Collected data entries
>>>

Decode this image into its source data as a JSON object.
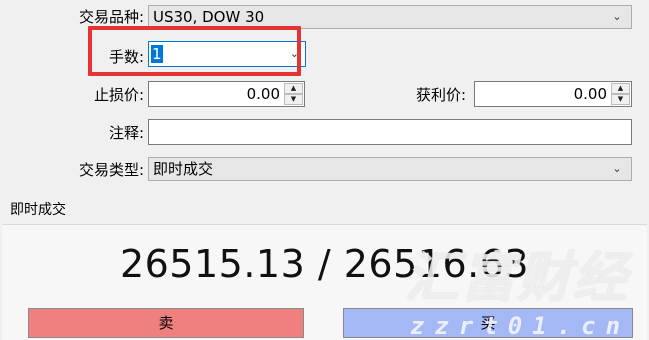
{
  "form": {
    "symbol_label": "交易品种:",
    "symbol_value": "US30, DOW 30",
    "lots_label": "手数:",
    "lots_value": "1",
    "stop_loss_label": "止损价:",
    "stop_loss_value": "0.00",
    "take_profit_label": "获利价:",
    "take_profit_value": "0.00",
    "comment_label": "注释:",
    "comment_value": "",
    "order_type_label": "交易类型:",
    "order_type_value": "即时成交"
  },
  "execution": {
    "section_title": "即时成交",
    "price_text": "26515.13 / 26516.63",
    "sell_label": "卖",
    "buy_label": "买"
  },
  "watermark": {
    "text": "汇富财经",
    "url": "zzrt01.cn"
  },
  "colors": {
    "highlight": "#e53232",
    "sell_button": "#f08080",
    "buy_button": "#a4b8f5",
    "selection": "#0078d7"
  }
}
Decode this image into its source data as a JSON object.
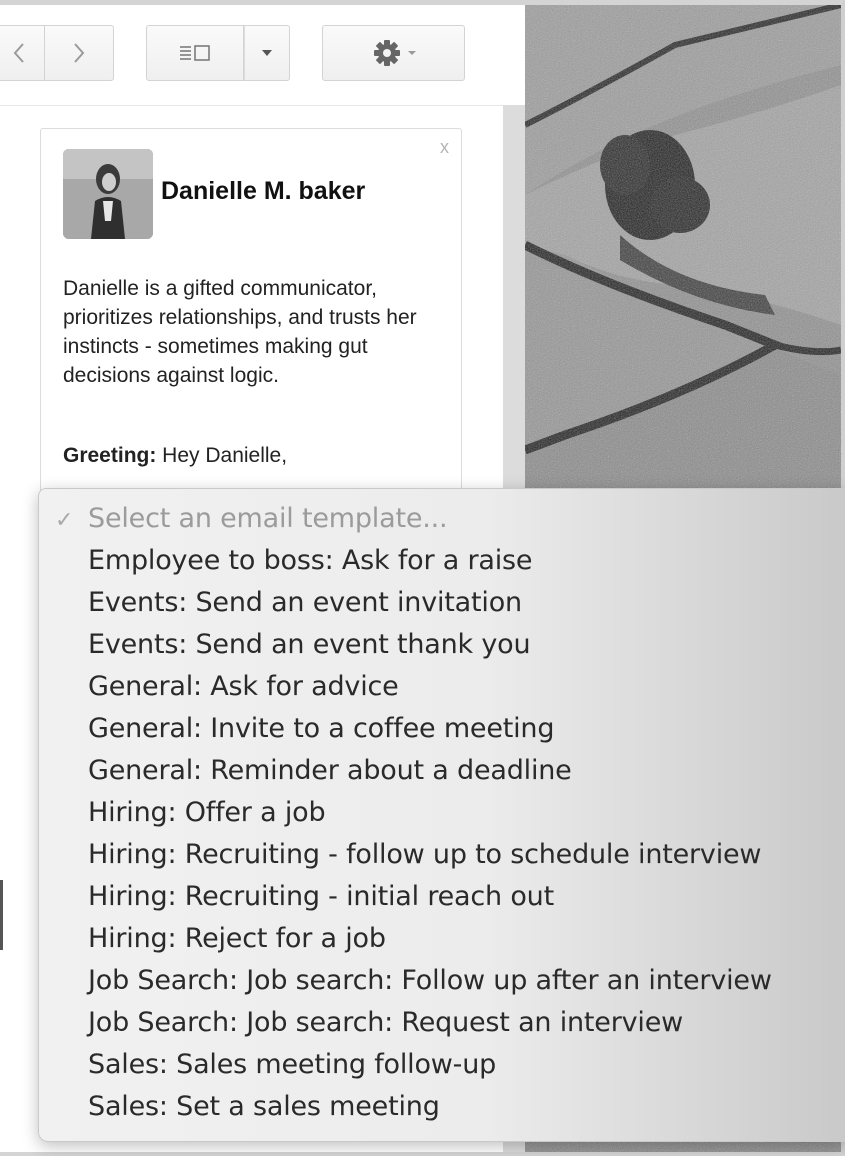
{
  "toolbar": {
    "prev_icon": "chevron-left-icon",
    "next_icon": "chevron-right-icon",
    "view_icon": "split-view-icon",
    "view_dropdown_icon": "caret-down-icon",
    "settings_icon": "gear-icon"
  },
  "contact": {
    "name": "Danielle M. baker",
    "close": "x",
    "bio": "Danielle is a gifted communicator, prioritizes relationships, and trusts her instincts - sometimes making gut decisions against logic.",
    "greeting_label": "Greeting:",
    "greeting_value": " Hey Danielle,"
  },
  "template_menu": {
    "check": "✓",
    "placeholder": "Select an email template...",
    "options": [
      "Employee to boss: Ask for a raise",
      "Events: Send an event invitation",
      "Events: Send an event thank you",
      "General: Ask for advice",
      "General: Invite to a coffee meeting",
      "General: Reminder about a deadline",
      "Hiring: Offer a job",
      "Hiring: Recruiting - follow up to schedule interview",
      "Hiring: Recruiting - initial reach out",
      "Hiring: Reject for a job",
      "Job Search: Job search: Follow up after an interview",
      "Job Search: Job search: Request an interview",
      "Sales: Sales meeting follow-up",
      "Sales: Set a sales meeting"
    ]
  }
}
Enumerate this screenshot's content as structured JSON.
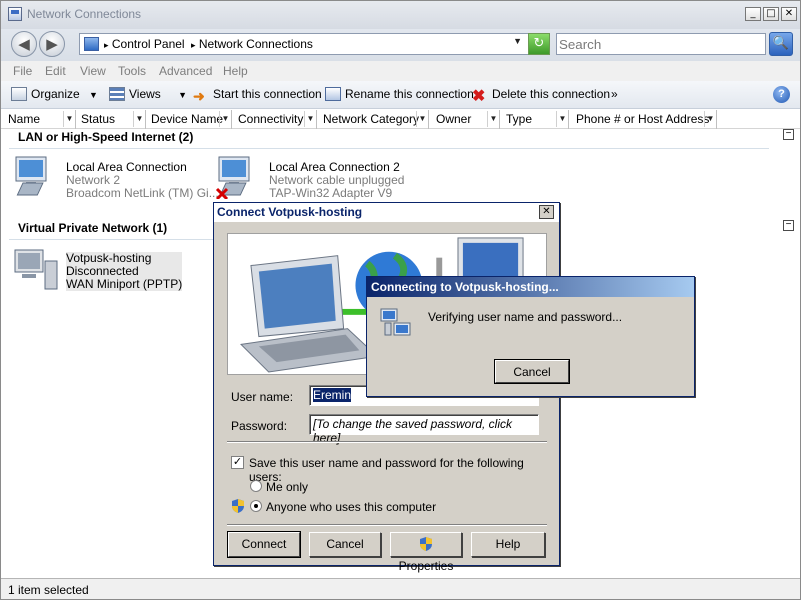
{
  "window": {
    "title": "Network Connections"
  },
  "caption_buttons": {
    "minimize": "_",
    "maximize": "□",
    "close": "✕"
  },
  "address": {
    "path": [
      "Control Panel",
      "Network Connections"
    ],
    "separator": "▸"
  },
  "search": {
    "placeholder": "Search"
  },
  "menu": [
    "File",
    "Edit",
    "View",
    "Tools",
    "Advanced",
    "Help"
  ],
  "toolbar": {
    "organize": "Organize",
    "views": "Views",
    "start": "Start this connection",
    "rename": "Rename this connection",
    "delete": "Delete this connection",
    "more": "»"
  },
  "columns": [
    "Name",
    "Status",
    "Device Name",
    "Connectivity",
    "Network Category",
    "Owner",
    "Type",
    "Phone # or Host Address"
  ],
  "groups": [
    {
      "title": "LAN or High-Speed Internet (2)",
      "items": [
        {
          "name": "Local Area Connection",
          "line2": "Network  2",
          "line3": "Broadcom NetLink (TM) Gi..."
        },
        {
          "name": "Local Area Connection 2",
          "line2": "Network cable unplugged",
          "line3": "TAP-Win32 Adapter V9"
        }
      ]
    },
    {
      "title": "Virtual Private Network (1)",
      "items": [
        {
          "name": "Votpusk-hosting",
          "line2": "Disconnected",
          "line3": "WAN Miniport (PPTP)"
        }
      ]
    }
  ],
  "status_bar": {
    "text": "1 item selected"
  },
  "connect_dialog": {
    "title": "Connect Votpusk-hosting",
    "username_label": "User name:",
    "username_value": "Eremin",
    "password_label": "Password:",
    "password_value": "[To change the saved password, click here]",
    "save_label": "Save this user name and password for the following users:",
    "save_checked": true,
    "me_only": "Me only",
    "anyone": "Anyone who uses this computer",
    "connect_btn": "Connect",
    "cancel_btn": "Cancel",
    "properties_btn": "Properties",
    "help_btn": "Help"
  },
  "progress_dialog": {
    "title": "Connecting to Votpusk-hosting...",
    "message": "Verifying user name and password...",
    "cancel_btn": "Cancel"
  }
}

<<<

▶ _INSTRUCTION_: Look through the material and say how many lines hold "chevron". Give the number only.

▶ _EXPECTED ANSWER_: 2